## Begin

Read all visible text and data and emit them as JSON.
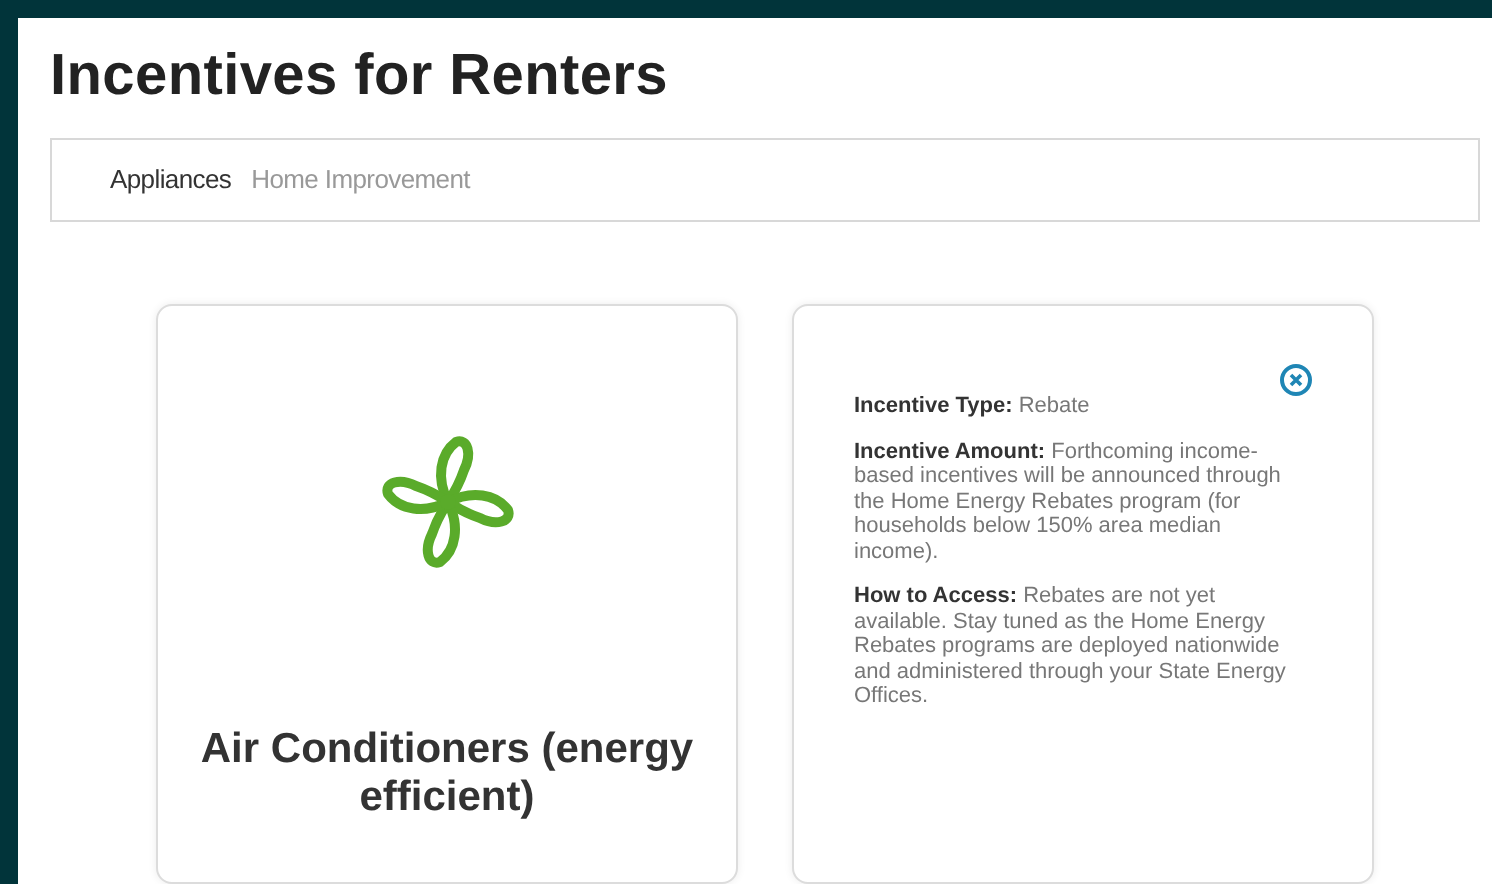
{
  "title": "Incentives for Renters",
  "tabs": [
    {
      "label": "Appliances",
      "selected": true
    },
    {
      "label": "Home Improvement",
      "selected": false
    }
  ],
  "cards": [
    {
      "kind": "front",
      "title": "Air Conditioners (energy efficient)"
    },
    {
      "kind": "back",
      "paragraphs": [
        "**Incentive Type:** Rebate",
        "**Incentive Amount:** Forthcoming income-based incentives will be announced through the Home Energy Rebates program (for households below 150% area median income).",
        "**How to Access:** Rebates are not yet available. Stay tuned as the Home Energy Rebates programs are deployed nationwide and administered through your State Energy Offices."
      ]
    }
  ]
}
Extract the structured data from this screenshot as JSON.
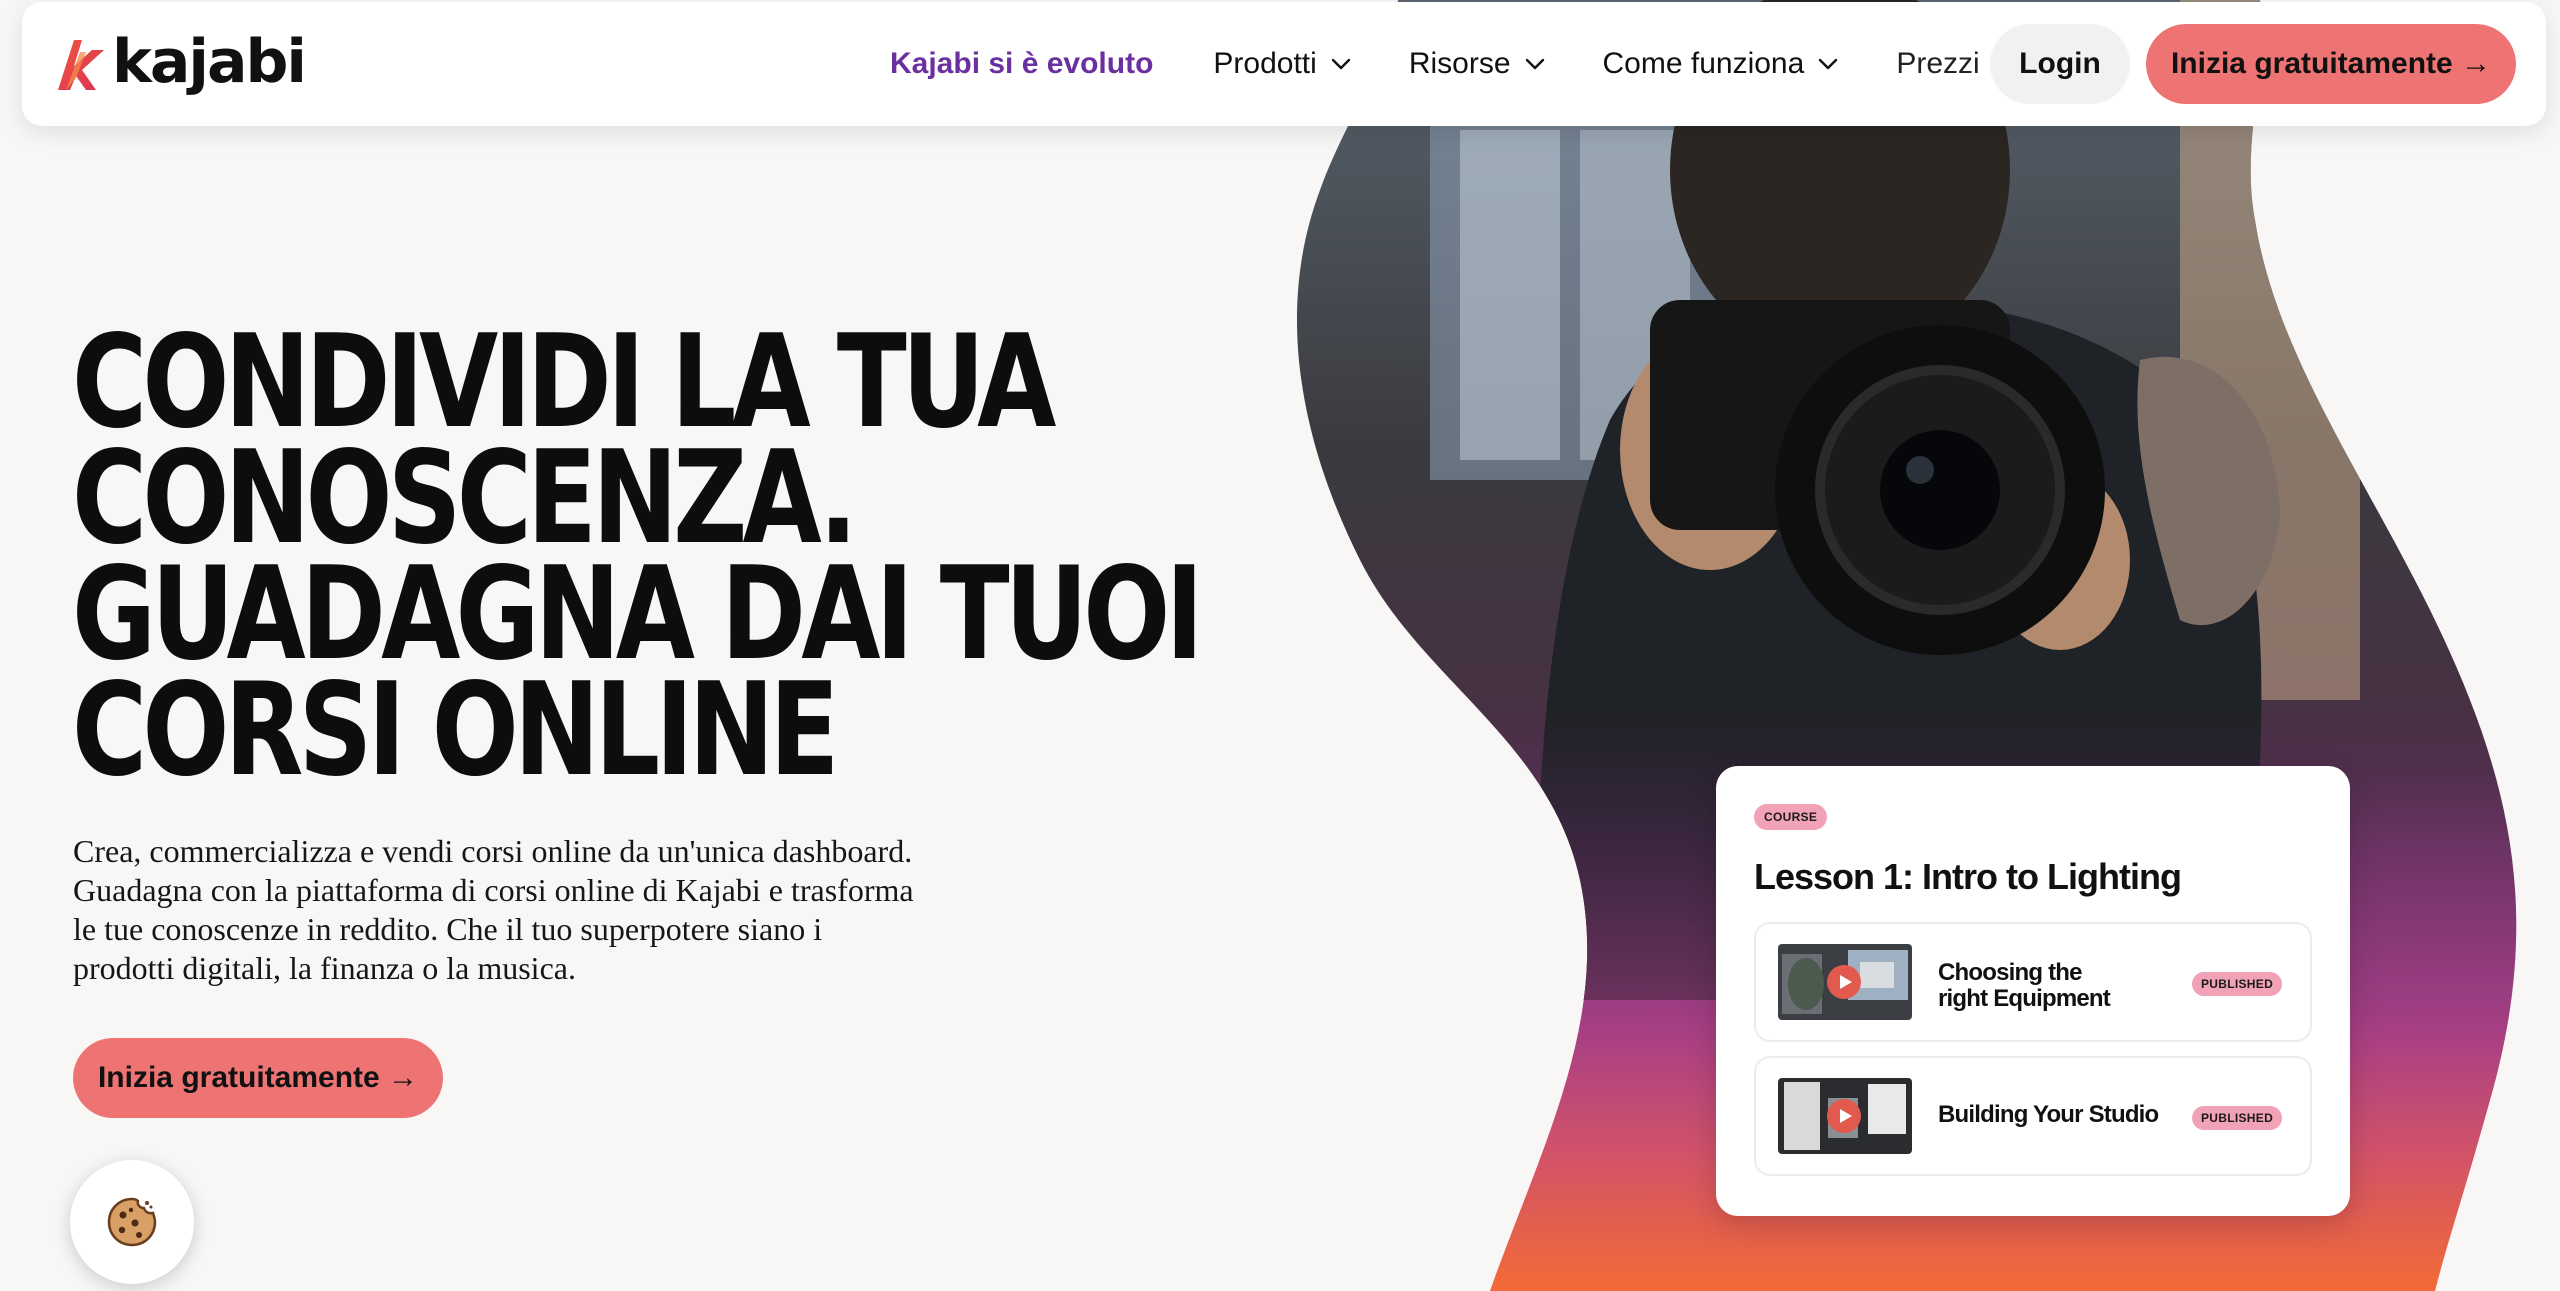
{
  "nav": {
    "logo_text": "kajabi",
    "links": [
      {
        "label": "Kajabi si è evoluto"
      },
      {
        "label": "Prodotti"
      },
      {
        "label": "Risorse"
      },
      {
        "label": "Come funziona"
      },
      {
        "label": "Prezzi"
      }
    ],
    "login_label": "Login",
    "cta_label": "Inizia gratuitamente →"
  },
  "hero": {
    "headline_lines": [
      "CONDIVIDI LA TUA",
      "CONOSCENZA.",
      "GUADAGNA DAI TUOI",
      "CORSI ONLINE"
    ],
    "subtext_lines": [
      "Crea, commercializza e vendi corsi online da un'unica dashboard.",
      "Guadagna con la piattaforma di corsi online di Kajabi e trasforma",
      "le tue conoscenze in reddito. Che il tuo superpotere siano i",
      "prodotti digitali, la finanza o la musica."
    ],
    "cta_label": "Inizia gratuitamente →"
  },
  "course_card": {
    "badge": "COURSE",
    "title": "Lesson 1: Intro to Lighting",
    "lessons": [
      {
        "title_line1": "Choosing the",
        "title_line2": "right Equipment",
        "status": "PUBLISHED"
      },
      {
        "title": "Building Your Studio",
        "status": "PUBLISHED"
      }
    ]
  },
  "colors": {
    "accent_purple": "#6b2fa0",
    "cta_coral": "#ee7474",
    "badge_pink": "#f2a2b6",
    "page_bg": "#f8f7f5"
  },
  "icons": {
    "logo": "kajabi-k-logo",
    "dropdown": "chevron-down-icon",
    "cookie": "cookie-icon",
    "play": "play-icon"
  }
}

## End

* Requirements: Pictures in the data above should not be copied; transcribe everything else exactly.

* Result:
Read all visible text and data and emit them as JSON.
{
  "title": "Incentives for Renters",
  "tabs": [
    {
      "label": "Appliances",
      "selected": true
    },
    {
      "label": "Home Improvement",
      "selected": false
    }
  ],
  "cards": [
    {
      "kind": "front",
      "title": "Air Conditioners (energy efficient)"
    },
    {
      "kind": "back",
      "paragraphs": [
        "**Incentive Type:** Rebate",
        "**Incentive Amount:** Forthcoming income-based incentives will be announced through the Home Energy Rebates program (for households below 150% area median income).",
        "**How to Access:** Rebates are not yet available. Stay tuned as the Home Energy Rebates programs are deployed nationwide and administered through your State Energy Offices."
      ]
    }
  ]
}
Extract the structured data from this screenshot as JSON.
{
  "nav": {
    "logo_text": "kajabi",
    "links": [
      {
        "label": "Kajabi si è evoluto"
      },
      {
        "label": "Prodotti"
      },
      {
        "label": "Risorse"
      },
      {
        "label": "Come funziona"
      },
      {
        "label": "Prezzi"
      }
    ],
    "login_label": "Login",
    "cta_label": "Inizia gratuitamente →"
  },
  "hero": {
    "headline_lines": [
      "CONDIVIDI LA TUA",
      "CONOSCENZA.",
      "GUADAGNA DAI TUOI",
      "CORSI ONLINE"
    ],
    "subtext_lines": [
      "Crea, commercializza e vendi corsi online da un'unica dashboard.",
      "Guadagna con la piattaforma di corsi online di Kajabi e trasforma",
      "le tue conoscenze in reddito. Che il tuo superpotere siano i",
      "prodotti digitali, la finanza o la musica."
    ],
    "cta_label": "Inizia gratuitamente →"
  },
  "course_card": {
    "badge": "COURSE",
    "title": "Lesson 1: Intro to Lighting",
    "lessons": [
      {
        "title_line1": "Choosing the",
        "title_line2": "right Equipment",
        "status": "PUBLISHED"
      },
      {
        "title": "Building Your Studio",
        "status": "PUBLISHED"
      }
    ]
  },
  "colors": {
    "accent_purple": "#6b2fa0",
    "cta_coral": "#ee7474",
    "badge_pink": "#f2a2b6",
    "page_bg": "#f8f7f5"
  },
  "icons": {
    "logo": "kajabi-k-logo",
    "dropdown": "chevron-down-icon",
    "cookie": "cookie-icon",
    "play": "play-icon"
  }
}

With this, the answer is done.